== Passage for review

Lansing Center, officially the Lansing Convention Center, is the primary and largest convention center in Lansing, Michigan. The center is located along Michigan Avenue, with its western facade fronting the Grand River. The center's location includes a riverfront plaza that has been home to outdoor events. It is also directly connected to the Lansing Radisson Hotel by an enclosed, climate-controlled skybridge spanning the Grand River. Since 1996, Lansing Center has been managed by the non-profit Lansing Entertainment & Public Facilities Authority (LEPFA).

The center has a total square footage of 124,118 (11,531 m²), of which 71,760 ft² (6,667 m²) is column-free exhibit space.

====
== Given entries

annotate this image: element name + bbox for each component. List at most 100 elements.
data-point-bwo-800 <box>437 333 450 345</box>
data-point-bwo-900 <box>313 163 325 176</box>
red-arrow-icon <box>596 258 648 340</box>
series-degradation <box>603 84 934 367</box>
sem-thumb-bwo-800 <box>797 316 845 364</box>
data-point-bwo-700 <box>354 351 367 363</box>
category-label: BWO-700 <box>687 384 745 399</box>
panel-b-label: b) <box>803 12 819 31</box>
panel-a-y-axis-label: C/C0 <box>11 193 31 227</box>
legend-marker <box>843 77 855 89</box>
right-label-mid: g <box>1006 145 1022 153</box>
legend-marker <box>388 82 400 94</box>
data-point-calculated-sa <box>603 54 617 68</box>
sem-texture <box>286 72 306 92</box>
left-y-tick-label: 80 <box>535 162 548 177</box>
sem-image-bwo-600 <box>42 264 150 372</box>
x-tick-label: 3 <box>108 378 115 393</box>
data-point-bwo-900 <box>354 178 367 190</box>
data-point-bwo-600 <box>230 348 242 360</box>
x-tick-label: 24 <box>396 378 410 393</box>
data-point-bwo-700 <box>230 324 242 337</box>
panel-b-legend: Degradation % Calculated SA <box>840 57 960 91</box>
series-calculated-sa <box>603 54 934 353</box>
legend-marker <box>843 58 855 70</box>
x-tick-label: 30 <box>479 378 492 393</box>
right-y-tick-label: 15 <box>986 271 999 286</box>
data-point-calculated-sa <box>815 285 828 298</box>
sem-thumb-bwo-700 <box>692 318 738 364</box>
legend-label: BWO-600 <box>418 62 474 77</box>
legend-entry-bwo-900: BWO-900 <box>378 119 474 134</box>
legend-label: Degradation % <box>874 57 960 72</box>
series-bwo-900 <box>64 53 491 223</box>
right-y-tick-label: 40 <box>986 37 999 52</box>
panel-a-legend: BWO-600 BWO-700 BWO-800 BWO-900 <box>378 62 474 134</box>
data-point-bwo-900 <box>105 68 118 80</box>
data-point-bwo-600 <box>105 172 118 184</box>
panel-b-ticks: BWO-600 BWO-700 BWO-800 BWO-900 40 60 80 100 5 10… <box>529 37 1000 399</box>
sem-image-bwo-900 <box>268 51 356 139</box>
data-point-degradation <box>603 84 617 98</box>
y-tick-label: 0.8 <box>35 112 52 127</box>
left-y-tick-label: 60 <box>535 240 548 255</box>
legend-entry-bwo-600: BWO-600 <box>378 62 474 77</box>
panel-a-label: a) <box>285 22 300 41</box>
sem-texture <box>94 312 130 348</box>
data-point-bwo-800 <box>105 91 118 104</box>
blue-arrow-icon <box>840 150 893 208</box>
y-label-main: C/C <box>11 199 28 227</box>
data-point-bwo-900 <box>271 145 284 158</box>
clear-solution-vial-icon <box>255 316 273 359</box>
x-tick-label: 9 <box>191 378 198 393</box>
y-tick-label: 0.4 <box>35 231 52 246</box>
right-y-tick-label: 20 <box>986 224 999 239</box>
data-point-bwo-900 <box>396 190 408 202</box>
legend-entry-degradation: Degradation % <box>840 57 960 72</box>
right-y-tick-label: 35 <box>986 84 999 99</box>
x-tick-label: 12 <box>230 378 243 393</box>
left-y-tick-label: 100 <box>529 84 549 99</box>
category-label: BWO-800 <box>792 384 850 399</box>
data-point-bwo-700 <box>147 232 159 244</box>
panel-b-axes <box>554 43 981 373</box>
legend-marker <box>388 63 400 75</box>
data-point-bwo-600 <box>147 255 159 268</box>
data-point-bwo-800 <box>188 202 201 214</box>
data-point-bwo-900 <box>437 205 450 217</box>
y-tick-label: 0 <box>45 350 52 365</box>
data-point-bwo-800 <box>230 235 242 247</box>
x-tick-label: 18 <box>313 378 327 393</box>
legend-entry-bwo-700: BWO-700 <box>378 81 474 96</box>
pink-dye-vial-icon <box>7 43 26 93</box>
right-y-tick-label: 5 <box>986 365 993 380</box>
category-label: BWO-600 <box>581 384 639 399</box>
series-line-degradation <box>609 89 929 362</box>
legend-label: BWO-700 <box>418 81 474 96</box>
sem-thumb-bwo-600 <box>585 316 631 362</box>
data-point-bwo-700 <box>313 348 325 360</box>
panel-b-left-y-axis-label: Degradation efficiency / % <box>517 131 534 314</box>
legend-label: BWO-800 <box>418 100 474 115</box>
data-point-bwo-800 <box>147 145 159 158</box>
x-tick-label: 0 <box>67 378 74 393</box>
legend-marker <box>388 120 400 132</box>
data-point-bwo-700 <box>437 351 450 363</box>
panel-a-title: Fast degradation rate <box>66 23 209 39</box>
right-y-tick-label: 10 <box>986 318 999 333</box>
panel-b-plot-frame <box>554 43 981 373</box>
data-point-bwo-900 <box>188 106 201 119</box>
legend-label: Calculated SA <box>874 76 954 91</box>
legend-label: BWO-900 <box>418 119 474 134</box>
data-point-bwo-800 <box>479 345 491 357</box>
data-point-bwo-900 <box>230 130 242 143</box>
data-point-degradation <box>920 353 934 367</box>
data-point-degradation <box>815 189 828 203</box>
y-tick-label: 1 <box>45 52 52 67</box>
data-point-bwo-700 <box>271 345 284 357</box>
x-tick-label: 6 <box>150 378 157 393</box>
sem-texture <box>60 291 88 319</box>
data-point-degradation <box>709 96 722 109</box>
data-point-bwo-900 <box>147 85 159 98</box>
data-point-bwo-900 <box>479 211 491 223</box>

====

▶ **Problems to solve**:
a – In the Lansing Center passage, what links the center to the Lansing Radisson Hotel?
b – Repeat the Lansing Center passage word for word, starting at "Lansing Center, officially" and ending at "column-free exhibit space.".

▶ **Results**:
a – An enclosed, climate-controlled skybridge spanning the Grand River.

b –
Lansing Center, officially the Lansing Convention Center, is the primary and largest convention center in Lansing, Michigan. The center is located along Michigan Avenue, with its western facade fronting the Grand River. The center's location includes a riverfront plaza that has been home to outdoor events. It is also directly connected to the Lansing Radisson Hotel by an enclosed, climate-controlled skybridge spanning the Grand River. Since 1996, Lansing Center has been managed by the non-profit Lansing Entertainment & Public Facilities Authority (LEPFA).

The center has a total square footage of 124,118 (11,531 m²), of which 71,760 ft² (6,667 m²) is column-free exhibit space.